**Your goal**
Gather the lines below that include the string "this", copying each in full.

⟨

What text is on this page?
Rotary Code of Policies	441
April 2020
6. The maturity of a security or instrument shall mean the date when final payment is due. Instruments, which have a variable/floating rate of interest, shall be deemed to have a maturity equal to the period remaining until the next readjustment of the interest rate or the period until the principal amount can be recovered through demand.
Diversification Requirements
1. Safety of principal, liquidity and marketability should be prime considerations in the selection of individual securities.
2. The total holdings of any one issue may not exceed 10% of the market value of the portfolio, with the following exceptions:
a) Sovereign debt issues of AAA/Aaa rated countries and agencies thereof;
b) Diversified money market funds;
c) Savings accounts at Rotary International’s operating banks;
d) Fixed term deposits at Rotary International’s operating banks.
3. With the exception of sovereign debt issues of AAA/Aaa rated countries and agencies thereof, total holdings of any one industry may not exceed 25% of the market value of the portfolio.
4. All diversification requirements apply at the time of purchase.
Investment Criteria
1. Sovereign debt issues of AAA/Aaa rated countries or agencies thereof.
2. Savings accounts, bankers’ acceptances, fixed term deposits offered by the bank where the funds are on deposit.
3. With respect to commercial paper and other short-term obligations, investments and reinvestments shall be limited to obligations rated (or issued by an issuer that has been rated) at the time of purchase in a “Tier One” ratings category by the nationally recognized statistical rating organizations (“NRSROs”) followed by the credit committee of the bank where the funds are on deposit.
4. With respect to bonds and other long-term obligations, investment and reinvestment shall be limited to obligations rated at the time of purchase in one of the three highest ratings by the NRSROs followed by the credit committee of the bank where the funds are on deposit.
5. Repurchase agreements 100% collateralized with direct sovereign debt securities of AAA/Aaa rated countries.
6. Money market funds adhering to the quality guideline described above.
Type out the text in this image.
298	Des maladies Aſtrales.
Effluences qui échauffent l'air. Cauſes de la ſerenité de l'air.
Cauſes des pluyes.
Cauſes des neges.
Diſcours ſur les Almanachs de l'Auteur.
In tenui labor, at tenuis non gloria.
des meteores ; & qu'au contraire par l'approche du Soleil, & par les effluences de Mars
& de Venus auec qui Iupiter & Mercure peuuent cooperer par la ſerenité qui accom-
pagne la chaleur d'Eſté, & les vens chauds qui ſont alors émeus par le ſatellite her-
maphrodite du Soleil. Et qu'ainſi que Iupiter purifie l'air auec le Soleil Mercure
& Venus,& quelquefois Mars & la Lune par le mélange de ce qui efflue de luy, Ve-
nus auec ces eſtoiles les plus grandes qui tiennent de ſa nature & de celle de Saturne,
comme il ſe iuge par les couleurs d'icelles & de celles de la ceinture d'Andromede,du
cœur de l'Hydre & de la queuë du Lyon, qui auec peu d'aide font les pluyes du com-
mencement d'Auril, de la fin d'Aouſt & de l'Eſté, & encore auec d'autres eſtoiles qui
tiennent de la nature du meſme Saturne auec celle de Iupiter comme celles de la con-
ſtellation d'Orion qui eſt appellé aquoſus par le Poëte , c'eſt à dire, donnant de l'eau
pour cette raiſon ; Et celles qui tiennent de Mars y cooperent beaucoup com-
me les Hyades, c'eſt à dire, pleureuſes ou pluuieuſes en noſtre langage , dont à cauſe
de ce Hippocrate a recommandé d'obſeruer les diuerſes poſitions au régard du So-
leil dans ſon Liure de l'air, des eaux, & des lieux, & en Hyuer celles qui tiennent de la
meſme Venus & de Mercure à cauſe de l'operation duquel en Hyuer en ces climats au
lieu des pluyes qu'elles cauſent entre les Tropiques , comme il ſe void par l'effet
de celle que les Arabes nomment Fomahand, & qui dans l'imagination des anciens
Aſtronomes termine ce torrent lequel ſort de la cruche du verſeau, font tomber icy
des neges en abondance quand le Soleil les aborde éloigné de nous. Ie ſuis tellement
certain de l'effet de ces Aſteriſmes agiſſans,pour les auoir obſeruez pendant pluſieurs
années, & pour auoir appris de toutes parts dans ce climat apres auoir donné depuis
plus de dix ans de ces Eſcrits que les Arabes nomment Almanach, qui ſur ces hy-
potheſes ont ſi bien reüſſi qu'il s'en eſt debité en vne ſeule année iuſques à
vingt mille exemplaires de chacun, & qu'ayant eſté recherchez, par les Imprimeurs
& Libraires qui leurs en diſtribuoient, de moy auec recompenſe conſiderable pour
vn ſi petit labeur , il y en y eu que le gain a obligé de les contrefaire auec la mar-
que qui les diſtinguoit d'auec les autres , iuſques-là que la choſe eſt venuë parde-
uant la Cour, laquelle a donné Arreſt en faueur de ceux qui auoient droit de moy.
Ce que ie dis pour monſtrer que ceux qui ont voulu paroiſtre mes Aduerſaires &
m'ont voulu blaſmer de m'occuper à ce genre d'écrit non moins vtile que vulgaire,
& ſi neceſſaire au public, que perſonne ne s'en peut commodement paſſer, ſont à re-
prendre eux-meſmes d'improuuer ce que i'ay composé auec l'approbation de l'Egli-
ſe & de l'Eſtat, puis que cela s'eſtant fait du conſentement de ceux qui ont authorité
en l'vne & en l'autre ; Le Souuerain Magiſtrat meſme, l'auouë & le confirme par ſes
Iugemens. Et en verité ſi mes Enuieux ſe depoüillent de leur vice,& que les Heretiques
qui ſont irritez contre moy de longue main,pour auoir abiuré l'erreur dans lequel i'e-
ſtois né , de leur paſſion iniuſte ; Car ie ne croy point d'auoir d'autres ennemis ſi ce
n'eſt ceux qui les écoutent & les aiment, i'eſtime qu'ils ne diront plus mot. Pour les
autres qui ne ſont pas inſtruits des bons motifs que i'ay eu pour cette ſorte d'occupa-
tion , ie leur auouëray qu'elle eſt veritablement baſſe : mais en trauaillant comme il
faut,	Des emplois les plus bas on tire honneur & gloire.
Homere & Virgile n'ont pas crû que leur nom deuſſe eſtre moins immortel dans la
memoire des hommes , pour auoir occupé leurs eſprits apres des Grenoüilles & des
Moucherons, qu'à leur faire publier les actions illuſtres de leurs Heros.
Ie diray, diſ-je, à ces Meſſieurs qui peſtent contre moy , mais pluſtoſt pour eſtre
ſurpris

⟩

**The output**
What text is on this page?
Type out the text in this image.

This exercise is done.